**Your task**: Render every entry exactly as it appears.

----- Available data

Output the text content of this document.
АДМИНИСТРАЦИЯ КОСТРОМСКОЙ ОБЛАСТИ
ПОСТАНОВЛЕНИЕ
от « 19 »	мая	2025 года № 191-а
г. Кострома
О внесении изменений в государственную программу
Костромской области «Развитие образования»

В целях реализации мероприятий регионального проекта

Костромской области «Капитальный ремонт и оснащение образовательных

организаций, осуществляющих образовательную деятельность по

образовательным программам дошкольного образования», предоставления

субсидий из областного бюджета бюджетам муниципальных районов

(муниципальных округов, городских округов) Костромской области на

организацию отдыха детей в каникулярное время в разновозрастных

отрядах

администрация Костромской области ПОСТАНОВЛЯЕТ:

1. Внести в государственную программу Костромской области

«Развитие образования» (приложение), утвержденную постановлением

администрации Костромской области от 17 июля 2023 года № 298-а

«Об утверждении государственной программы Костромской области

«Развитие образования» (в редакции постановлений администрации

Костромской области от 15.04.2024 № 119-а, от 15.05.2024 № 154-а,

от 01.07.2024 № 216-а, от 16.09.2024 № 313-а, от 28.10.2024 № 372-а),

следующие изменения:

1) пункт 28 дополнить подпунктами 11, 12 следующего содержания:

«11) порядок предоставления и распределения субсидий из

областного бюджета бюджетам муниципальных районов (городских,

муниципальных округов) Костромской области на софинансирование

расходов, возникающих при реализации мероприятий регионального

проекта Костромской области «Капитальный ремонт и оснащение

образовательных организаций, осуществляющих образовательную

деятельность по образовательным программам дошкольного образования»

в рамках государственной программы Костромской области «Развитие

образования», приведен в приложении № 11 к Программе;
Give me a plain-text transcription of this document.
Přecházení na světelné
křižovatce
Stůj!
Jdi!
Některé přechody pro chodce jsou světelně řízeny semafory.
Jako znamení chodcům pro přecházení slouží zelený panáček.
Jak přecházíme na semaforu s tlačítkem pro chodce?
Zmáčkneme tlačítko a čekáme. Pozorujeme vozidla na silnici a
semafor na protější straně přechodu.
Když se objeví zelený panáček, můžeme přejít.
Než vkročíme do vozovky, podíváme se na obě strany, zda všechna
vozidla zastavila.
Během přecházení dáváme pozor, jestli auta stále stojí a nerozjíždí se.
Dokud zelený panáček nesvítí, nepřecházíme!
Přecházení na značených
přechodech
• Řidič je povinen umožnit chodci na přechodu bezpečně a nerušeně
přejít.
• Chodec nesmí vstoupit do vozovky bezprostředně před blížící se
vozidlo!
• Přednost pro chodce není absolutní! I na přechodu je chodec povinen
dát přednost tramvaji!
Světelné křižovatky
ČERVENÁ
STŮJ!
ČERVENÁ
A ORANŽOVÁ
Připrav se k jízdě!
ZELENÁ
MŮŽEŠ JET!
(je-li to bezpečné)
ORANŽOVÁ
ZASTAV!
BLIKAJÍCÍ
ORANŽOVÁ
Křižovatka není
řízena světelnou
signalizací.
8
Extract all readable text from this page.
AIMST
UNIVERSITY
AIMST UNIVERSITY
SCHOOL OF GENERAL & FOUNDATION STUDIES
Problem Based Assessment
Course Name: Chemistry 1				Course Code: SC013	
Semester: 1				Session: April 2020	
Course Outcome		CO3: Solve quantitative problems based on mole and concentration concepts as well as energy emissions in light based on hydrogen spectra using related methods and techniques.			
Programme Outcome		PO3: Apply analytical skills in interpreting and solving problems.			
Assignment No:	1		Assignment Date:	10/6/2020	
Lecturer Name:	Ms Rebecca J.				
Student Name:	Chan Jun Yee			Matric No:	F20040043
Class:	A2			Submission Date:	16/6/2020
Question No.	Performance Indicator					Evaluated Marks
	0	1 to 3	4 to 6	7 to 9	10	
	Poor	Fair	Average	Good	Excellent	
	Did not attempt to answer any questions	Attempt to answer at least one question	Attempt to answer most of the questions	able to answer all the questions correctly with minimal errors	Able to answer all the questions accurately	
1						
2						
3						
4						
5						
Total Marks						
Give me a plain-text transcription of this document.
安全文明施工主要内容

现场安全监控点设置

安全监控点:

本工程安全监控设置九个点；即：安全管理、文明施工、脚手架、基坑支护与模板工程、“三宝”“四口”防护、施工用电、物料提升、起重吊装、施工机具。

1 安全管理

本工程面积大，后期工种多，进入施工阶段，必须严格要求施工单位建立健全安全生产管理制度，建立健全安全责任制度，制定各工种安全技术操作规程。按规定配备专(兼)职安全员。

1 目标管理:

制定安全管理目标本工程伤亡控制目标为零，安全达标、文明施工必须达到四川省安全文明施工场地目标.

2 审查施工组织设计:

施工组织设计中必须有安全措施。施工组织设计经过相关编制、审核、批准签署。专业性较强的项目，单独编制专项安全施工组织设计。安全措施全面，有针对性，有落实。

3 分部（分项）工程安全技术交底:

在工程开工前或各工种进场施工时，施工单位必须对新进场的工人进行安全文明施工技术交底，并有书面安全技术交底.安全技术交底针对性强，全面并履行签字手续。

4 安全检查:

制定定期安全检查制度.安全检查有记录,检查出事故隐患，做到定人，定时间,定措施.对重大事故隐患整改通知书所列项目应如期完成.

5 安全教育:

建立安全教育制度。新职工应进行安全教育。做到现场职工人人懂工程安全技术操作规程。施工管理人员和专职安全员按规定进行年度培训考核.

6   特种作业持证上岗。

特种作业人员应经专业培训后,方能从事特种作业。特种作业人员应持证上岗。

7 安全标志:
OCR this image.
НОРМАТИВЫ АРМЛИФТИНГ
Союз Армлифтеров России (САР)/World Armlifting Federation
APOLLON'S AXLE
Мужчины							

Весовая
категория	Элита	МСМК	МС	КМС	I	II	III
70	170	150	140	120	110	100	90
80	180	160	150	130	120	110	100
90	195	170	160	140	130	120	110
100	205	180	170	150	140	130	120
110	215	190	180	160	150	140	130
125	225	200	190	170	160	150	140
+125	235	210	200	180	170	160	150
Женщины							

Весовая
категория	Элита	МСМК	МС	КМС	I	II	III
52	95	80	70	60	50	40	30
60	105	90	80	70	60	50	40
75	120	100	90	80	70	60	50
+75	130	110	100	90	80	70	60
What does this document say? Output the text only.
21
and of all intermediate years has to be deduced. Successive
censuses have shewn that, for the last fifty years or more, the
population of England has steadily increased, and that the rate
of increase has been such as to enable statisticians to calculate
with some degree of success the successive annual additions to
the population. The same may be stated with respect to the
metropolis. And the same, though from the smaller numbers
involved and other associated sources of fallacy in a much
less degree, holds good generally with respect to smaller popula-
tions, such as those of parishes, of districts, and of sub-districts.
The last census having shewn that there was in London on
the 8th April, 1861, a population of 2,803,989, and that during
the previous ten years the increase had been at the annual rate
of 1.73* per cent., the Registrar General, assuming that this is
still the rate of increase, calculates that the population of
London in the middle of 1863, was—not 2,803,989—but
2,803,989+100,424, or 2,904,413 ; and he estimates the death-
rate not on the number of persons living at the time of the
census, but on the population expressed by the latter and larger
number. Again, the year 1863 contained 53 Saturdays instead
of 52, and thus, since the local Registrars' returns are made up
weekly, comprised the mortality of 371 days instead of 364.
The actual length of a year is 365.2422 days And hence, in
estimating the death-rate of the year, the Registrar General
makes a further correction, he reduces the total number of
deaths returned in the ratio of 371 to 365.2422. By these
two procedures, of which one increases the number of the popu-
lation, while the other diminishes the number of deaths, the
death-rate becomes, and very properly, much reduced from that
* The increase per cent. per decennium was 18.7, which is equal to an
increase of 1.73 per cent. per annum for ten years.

----------

**Answer to the problem**:
Output the text content of this document.
АДМИНИСТРАЦИЯ КОСТРОМСКОЙ ОБЛАСТИ
ПОСТАНОВЛЕНИЕ
от « 19 »	мая	2025 года № 191-а
г. Кострома
О внесении изменений в государственную программу
Костромской области «Развитие образования»

В целях реализации мероприятий регионального проекта

Костромской области «Капитальный ремонт и оснащение образовательных

организаций, осуществляющих образовательную деятельность по

образовательным программам дошкольного образования», предоставления

субсидий из областного бюджета бюджетам муниципальных районов

(муниципальных округов, городских округов) Костромской области на

организацию отдыха детей в каникулярное время в разновозрастных

отрядах

администрация Костромской области ПОСТАНОВЛЯЕТ:

1. Внести в государственную программу Костромской области

«Развитие образования» (приложение), утвержденную постановлением

администрации Костромской области от 17 июля 2023 года № 298-а

«Об утверждении государственной программы Костромской области

«Развитие образования» (в редакции постановлений администрации

Костромской области от 15.04.2024 № 119-а, от 15.05.2024 № 154-а,

от 01.07.2024 № 216-а, от 16.09.2024 № 313-а, от 28.10.2024 № 372-а),

следующие изменения:

1) пункт 28 дополнить подпунктами 11, 12 следующего содержания:

«11) порядок предоставления и распределения субсидий из

областного бюджета бюджетам муниципальных районов (городских,

муниципальных округов) Костромской области на софинансирование

расходов, возникающих при реализации мероприятий регионального

проекта Костромской области «Капитальный ремонт и оснащение

образовательных организаций, осуществляющих образовательную

деятельность по образовательным программам дошкольного образования»

в рамках государственной программы Костромской области «Развитие

образования», приведен в приложении № 11 к Программе;
Give me a plain-text transcription of this document.
Přecházení na světelné
křižovatce
Stůj!
Jdi!
Některé přechody pro chodce jsou světelně řízeny semafory.
Jako znamení chodcům pro přecházení slouží zelený panáček.
Jak přecházíme na semaforu s tlačítkem pro chodce?
Zmáčkneme tlačítko a čekáme. Pozorujeme vozidla na silnici a
semafor na protější straně přechodu.
Když se objeví zelený panáček, můžeme přejít.
Než vkročíme do vozovky, podíváme se na obě strany, zda všechna
vozidla zastavila.
Během přecházení dáváme pozor, jestli auta stále stojí a nerozjíždí se.
Dokud zelený panáček nesvítí, nepřecházíme!
Přecházení na značených
přechodech
• Řidič je povinen umožnit chodci na přechodu bezpečně a nerušeně
přejít.
• Chodec nesmí vstoupit do vozovky bezprostředně před blížící se
vozidlo!
• Přednost pro chodce není absolutní! I na přechodu je chodec povinen
dát přednost tramvaji!
Světelné křižovatky
ČERVENÁ
STŮJ!
ČERVENÁ
A ORANŽOVÁ
Připrav se k jízdě!
ZELENÁ
MŮŽEŠ JET!
(je-li to bezpečné)
ORANŽOVÁ
ZASTAV!
BLIKAJÍCÍ
ORANŽOVÁ
Křižovatka není
řízena světelnou
signalizací.
8
Extract all readable text from this page.
AIMST
UNIVERSITY
AIMST UNIVERSITY
SCHOOL OF GENERAL & FOUNDATION STUDIES
Problem Based Assessment
Course Name: Chemistry 1				Course Code: SC013	
Semester: 1				Session: April 2020	
Course Outcome		CO3: Solve quantitative problems based on mole and concentration concepts as well as energy emissions in light based on hydrogen spectra using related methods and techniques.			
Programme Outcome		PO3: Apply analytical skills in interpreting and solving problems.			
Assignment No:	1		Assignment Date:	10/6/2020	
Lecturer Name:	Ms Rebecca J.				
Student Name:	Chan Jun Yee			Matric No:	F20040043
Class:	A2			Submission Date:	16/6/2020
Question No.	Performance Indicator					Evaluated Marks
	0	1 to 3	4 to 6	7 to 9	10	
	Poor	Fair	Average	Good	Excellent	
	Did not attempt to answer any questions	Attempt to answer at least one question	Attempt to answer most of the questions	able to answer all the questions correctly with minimal errors	Able to answer all the questions accurately	
1						
2						
3						
4						
5						
Total Marks						
Give me a plain-text transcription of this document.
安全文明施工主要内容

现场安全监控点设置

安全监控点:

本工程安全监控设置九个点；即：安全管理、文明施工、脚手架、基坑支护与模板工程、“三宝”“四口”防护、施工用电、物料提升、起重吊装、施工机具。

1 安全管理

本工程面积大，后期工种多，进入施工阶段，必须严格要求施工单位建立健全安全生产管理制度，建立健全安全责任制度，制定各工种安全技术操作规程。按规定配备专(兼)职安全员。

1 目标管理:

制定安全管理目标本工程伤亡控制目标为零，安全达标、文明施工必须达到四川省安全文明施工场地目标.

2 审查施工组织设计:

施工组织设计中必须有安全措施。施工组织设计经过相关编制、审核、批准签署。专业性较强的项目，单独编制专项安全施工组织设计。安全措施全面，有针对性，有落实。

3 分部（分项）工程安全技术交底:

在工程开工前或各工种进场施工时，施工单位必须对新进场的工人进行安全文明施工技术交底，并有书面安全技术交底.安全技术交底针对性强，全面并履行签字手续。

4 安全检查:

制定定期安全检查制度.安全检查有记录,检查出事故隐患，做到定人，定时间,定措施.对重大事故隐患整改通知书所列项目应如期完成.

5 安全教育:

建立安全教育制度。新职工应进行安全教育。做到现场职工人人懂工程安全技术操作规程。施工管理人员和专职安全员按规定进行年度培训考核.

6   特种作业持证上岗。

特种作业人员应经专业培训后,方能从事特种作业。特种作业人员应持证上岗。

7 安全标志:
OCR this image.
НОРМАТИВЫ АРМЛИФТИНГ
Союз Армлифтеров России (САР)/World Armlifting Federation
APOLLON'S AXLE
Мужчины							

Весовая
категория	Элита	МСМК	МС	КМС	I	II	III
70	170	150	140	120	110	100	90
80	180	160	150	130	120	110	100
90	195	170	160	140	130	120	110
100	205	180	170	150	140	130	120
110	215	190	180	160	150	140	130
125	225	200	190	170	160	150	140
+125	235	210	200	180	170	160	150
Женщины							

Весовая
категория	Элита	МСМК	МС	КМС	I	II	III
52	95	80	70	60	50	40	30
60	105	90	80	70	60	50	40
75	120	100	90	80	70	60	50
+75	130	110	100	90	80	70	60
What does this document say? Output the text only.
21
and of all intermediate years has to be deduced. Successive
censuses have shewn that, for the last fifty years or more, the
population of England has steadily increased, and that the rate
of increase has been such as to enable statisticians to calculate
with some degree of success the successive annual additions to
the population. The same may be stated with respect to the
metropolis. And the same, though from the smaller numbers
involved and other associated sources of fallacy in a much
less degree, holds good generally with respect to smaller popula-
tions, such as those of parishes, of districts, and of sub-districts.
The last census having shewn that there was in London on
the 8th April, 1861, a population of 2,803,989, and that during
the previous ten years the increase had been at the annual rate
of 1.73* per cent., the Registrar General, assuming that this is
still the rate of increase, calculates that the population of
London in the middle of 1863, was—not 2,803,989—but
2,803,989+100,424, or 2,904,413 ; and he estimates the death-
rate not on the number of persons living at the time of the
census, but on the population expressed by the latter and larger
number. Again, the year 1863 contained 53 Saturdays instead
of 52, and thus, since the local Registrars' returns are made up
weekly, comprised the mortality of 371 days instead of 364.
The actual length of a year is 365.2422 days And hence, in
estimating the death-rate of the year, the Registrar General
makes a further correction, he reduces the total number of
deaths returned in the ratio of 371 to 365.2422. By these
two procedures, of which one increases the number of the popu-
lation, while the other diminishes the number of deaths, the
death-rate becomes, and very properly, much reduced from that
* The increase per cent. per decennium was 18.7, which is equal to an
increase of 1.73 per cent. per annum for ten years.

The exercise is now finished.